Juventus 2-1 Fiorentina : Sousa’s team on the back foot
Posted on August 24th, 2016
The opening day of Serie A brought together two rivals who had very different starts to last year’s campaign. This time around, Allegri would be looking to get out of the blocks quickly, and without certain big names or new recruits in the starting line-up. Higuain and Pjanic were left out, although Dani Alves made it in at right wing-back. The back-three plus Buffon remained unchanged from the usual defensive set-up, but ahead of them we saw Lemina, Asamoah and Khedira in the centre. Alex Sandro occupied the left, and Mandzukic started up-top with Dybala. Sousa couldn’t have expected a tougher game to begin the season with, and would go into the match with a familiar starting eleven. Tomovic, Rodriguez and Astori formed the defence, with Alonso and Bernardeshi wing-backs. Vecino and Badelj paired up in the holding roles in the centre, with a front three of Ilicic, Kalinic and young debutant Federico Chiesa on the left.
Juve dominate and control
With no new signings in the starting line-up, Sousa’s only surprise (and it was a big one) was the introduction of Chiesa in the eleven. Juve, on the other hand, had to try and replace Pogba in midfield, and as the match progressed it was clear that they had gone some way to doing that with Asamoah. Lemina could act at times as the ball player in midfield, not replacing Marchisio, but dropping into space around the middle in his own half, and Khedira occupied spaces on the right as well as surging through the middle as we will discuss later. Vecino and Badelj operated what appeared to be a similar mechanism to last season, with Vecino the more passing-orientated and Badelj maybe the more combative. However, Juve’s dominance in the first half meant that the transitional phases for Viola were basically non-existent – they couldn’t find a way out of their half. The energy of the Juve midfield in particular was an overriding feature when the ball came into the middle third. The defence was able to hold a high-line and Fiorentina spent periods of time pinned back. It wasn’t the worst thing in the world for Sousa’s side because they organised reasonably well to contain opposition attacks and not gets opened up, but they had absolutely no attack. Tatarusanu really didn’t help either, with his kicking being extremely poor, handing Juve back the opportunity to apply pressure on multiple occasions.

PROBLEM SET →
- a) Copy the lines of the rows below word for word, beginning at the line that has "candle <box>1040 0 1074 576</box>" and stopping after the line that has "candle <box>365 0 399 576</box>".
- b) Pick up the Juventus–Fiorentina match analysis above after its last sentence and keep writing.

DATA TO USE →
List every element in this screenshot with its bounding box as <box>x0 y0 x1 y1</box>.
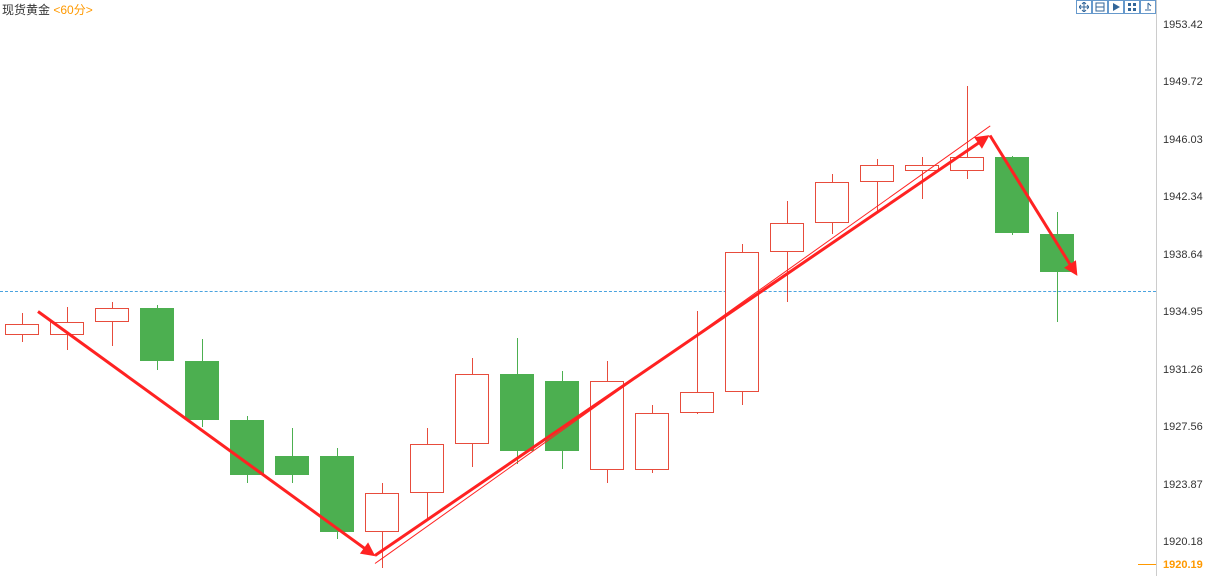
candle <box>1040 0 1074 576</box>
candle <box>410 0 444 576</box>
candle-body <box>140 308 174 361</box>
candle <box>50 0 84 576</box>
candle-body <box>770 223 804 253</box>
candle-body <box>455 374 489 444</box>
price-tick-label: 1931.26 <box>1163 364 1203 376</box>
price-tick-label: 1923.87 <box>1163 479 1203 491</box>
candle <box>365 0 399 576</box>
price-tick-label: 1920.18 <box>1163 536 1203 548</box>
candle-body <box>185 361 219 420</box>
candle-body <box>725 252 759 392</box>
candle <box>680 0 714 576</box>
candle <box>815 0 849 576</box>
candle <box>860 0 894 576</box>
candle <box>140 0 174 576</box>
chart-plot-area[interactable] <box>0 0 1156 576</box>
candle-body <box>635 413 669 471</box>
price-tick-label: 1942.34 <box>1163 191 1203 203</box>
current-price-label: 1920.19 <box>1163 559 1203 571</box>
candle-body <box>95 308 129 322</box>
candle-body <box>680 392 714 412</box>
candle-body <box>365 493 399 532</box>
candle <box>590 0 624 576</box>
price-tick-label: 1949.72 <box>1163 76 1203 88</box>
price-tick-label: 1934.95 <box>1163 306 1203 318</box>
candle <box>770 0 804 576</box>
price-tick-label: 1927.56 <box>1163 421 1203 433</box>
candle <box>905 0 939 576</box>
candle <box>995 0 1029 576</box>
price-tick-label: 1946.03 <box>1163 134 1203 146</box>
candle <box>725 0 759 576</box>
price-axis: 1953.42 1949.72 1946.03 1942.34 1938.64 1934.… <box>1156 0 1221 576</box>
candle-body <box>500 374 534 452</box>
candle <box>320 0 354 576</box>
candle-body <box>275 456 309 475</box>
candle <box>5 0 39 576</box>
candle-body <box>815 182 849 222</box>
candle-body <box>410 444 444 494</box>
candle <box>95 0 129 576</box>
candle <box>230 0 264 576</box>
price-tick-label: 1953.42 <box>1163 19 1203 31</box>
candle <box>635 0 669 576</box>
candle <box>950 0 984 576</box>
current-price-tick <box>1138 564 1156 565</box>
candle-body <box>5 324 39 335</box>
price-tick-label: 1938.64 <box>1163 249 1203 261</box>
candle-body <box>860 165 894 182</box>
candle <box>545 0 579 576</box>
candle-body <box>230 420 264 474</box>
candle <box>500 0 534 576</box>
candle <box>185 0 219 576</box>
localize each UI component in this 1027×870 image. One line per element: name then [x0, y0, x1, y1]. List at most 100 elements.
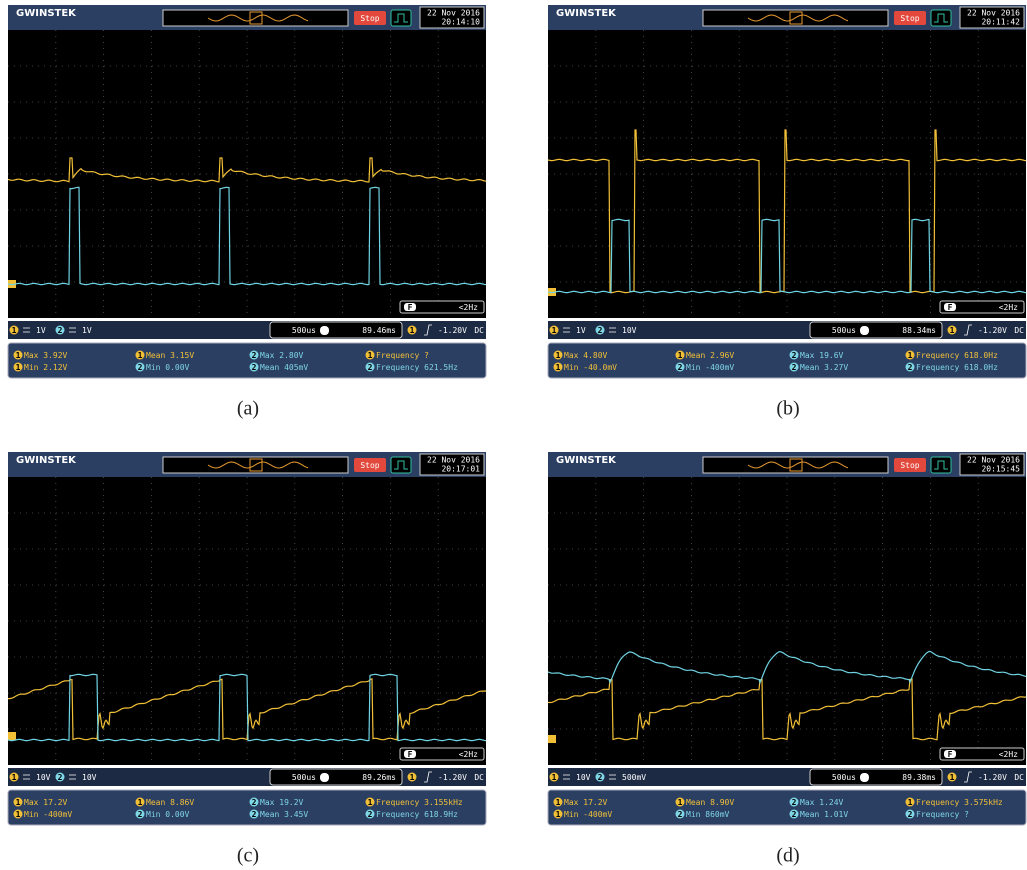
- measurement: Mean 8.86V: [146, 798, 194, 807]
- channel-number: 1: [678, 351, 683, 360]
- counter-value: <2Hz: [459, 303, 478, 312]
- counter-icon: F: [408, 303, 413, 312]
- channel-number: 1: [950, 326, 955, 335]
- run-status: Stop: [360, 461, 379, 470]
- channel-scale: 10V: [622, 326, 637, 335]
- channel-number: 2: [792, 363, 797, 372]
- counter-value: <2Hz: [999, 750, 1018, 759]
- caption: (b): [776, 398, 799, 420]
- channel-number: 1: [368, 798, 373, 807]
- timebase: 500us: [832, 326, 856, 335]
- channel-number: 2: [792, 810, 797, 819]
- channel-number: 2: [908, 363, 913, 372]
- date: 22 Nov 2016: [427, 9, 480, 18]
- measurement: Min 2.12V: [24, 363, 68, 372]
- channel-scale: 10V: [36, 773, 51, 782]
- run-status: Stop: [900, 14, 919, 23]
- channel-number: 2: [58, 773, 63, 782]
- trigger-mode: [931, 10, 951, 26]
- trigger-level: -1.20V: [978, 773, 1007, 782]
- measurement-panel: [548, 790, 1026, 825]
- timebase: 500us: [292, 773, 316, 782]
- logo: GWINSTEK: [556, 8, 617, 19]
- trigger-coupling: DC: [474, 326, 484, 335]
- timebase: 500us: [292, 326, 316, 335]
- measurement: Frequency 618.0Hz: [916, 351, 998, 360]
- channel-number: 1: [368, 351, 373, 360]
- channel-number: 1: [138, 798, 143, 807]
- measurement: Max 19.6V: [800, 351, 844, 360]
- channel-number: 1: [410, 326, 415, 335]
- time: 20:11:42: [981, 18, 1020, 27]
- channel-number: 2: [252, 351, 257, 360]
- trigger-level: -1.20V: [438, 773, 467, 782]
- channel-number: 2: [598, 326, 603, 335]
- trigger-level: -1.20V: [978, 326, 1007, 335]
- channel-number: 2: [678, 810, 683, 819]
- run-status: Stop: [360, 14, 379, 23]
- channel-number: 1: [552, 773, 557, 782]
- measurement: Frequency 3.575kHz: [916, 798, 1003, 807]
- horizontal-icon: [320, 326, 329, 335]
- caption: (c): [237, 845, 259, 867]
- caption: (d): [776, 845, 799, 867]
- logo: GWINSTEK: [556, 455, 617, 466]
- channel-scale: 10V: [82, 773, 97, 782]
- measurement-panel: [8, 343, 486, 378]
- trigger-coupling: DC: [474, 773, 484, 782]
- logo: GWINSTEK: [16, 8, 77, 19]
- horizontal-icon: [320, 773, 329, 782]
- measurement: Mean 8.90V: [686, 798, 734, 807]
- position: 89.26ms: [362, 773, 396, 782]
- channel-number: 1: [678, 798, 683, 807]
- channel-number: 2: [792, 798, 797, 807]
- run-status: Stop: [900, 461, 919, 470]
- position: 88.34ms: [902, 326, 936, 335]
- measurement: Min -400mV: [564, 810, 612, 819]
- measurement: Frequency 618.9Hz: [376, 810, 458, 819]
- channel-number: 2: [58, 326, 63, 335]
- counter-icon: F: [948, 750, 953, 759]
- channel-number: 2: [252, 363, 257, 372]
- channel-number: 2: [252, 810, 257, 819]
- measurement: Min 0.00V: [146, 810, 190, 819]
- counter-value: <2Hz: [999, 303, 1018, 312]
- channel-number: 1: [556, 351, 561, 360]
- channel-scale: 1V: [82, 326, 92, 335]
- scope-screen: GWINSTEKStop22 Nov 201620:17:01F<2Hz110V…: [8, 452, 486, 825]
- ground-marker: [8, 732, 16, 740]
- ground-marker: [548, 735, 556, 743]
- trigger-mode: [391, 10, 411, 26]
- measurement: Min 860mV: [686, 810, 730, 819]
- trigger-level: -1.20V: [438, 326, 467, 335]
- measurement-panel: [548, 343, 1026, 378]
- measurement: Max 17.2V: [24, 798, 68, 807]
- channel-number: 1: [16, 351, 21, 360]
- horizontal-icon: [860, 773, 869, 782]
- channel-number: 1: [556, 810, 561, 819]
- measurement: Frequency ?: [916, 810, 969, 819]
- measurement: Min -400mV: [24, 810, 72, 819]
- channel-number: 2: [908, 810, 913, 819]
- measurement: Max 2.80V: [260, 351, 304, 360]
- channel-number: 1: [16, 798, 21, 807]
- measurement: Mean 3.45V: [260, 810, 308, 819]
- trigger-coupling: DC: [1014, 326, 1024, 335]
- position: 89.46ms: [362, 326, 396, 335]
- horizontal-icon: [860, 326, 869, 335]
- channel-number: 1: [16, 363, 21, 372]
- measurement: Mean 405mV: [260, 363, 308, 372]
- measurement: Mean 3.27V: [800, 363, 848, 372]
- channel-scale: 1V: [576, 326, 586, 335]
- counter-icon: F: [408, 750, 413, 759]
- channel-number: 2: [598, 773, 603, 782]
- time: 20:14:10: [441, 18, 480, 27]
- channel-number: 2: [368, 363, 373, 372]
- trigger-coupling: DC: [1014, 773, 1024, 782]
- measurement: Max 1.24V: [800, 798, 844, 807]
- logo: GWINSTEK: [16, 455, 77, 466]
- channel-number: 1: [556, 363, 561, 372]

EXPECTED OUTPUTS →
- a)
candle <box>1040 0 1074 576</box>
candle <box>410 0 444 576</box>
candle-body <box>140 308 174 361</box>
candle <box>50 0 84 576</box>
candle-body <box>770 223 804 253</box>
candle-body <box>455 374 489 444</box>
price-tick-label: 1931.26 <box>1163 364 1203 376</box>
price-tick-label: 1923.87 <box>1163 479 1203 491</box>
candle <box>365 0 399 576</box>

- b)
Last season, when Fiorentina played exceptionally well, they were fantastic at dictating the ball in their own half, with almost the double-pivot of Badelj and Vecino, they manipulated the play with quick passing and good movement – creating routes up the pitch. Right from the very kick-off this evening, they gave the ball away from the right, and Badelj had to bring down Asamoah on the edge of the area. It wasn’t a great start, and Viola never picked up any momentum or tempo from that point on. Tatarusanu chipped a horrible clearance straight to Khedira who should have scored, and Juve applied pressure in the away team’s half to compound Viola’s vulnerabilities early on. It was a common theme that a Juventus player would win the ball in the middle of the pitch with greater numbers and energy, and then Fiorentina would retreat to try and contain the attack. Then when/if they won the ball back, Juve were high-up and the purple shirt on the ball had no route to initiate an counter or to slow the tempo and retain possession. How could Sousa’s side had countered this? Options would perhaps have been to have a distinct out-ball on the wing – Bernardeschi for example, to try and run and also stretch the play. Another would be to hold a higher line as well, and force more of a battle around the centre-circle using Vecino and Badelj, allowing their front three to maintain a high position ready to receive a forward pass. Amongst all this, I think Fiorentina really missed Borja Valero, who would have been the equivalent of Asamoah with additional ball-playing qualities.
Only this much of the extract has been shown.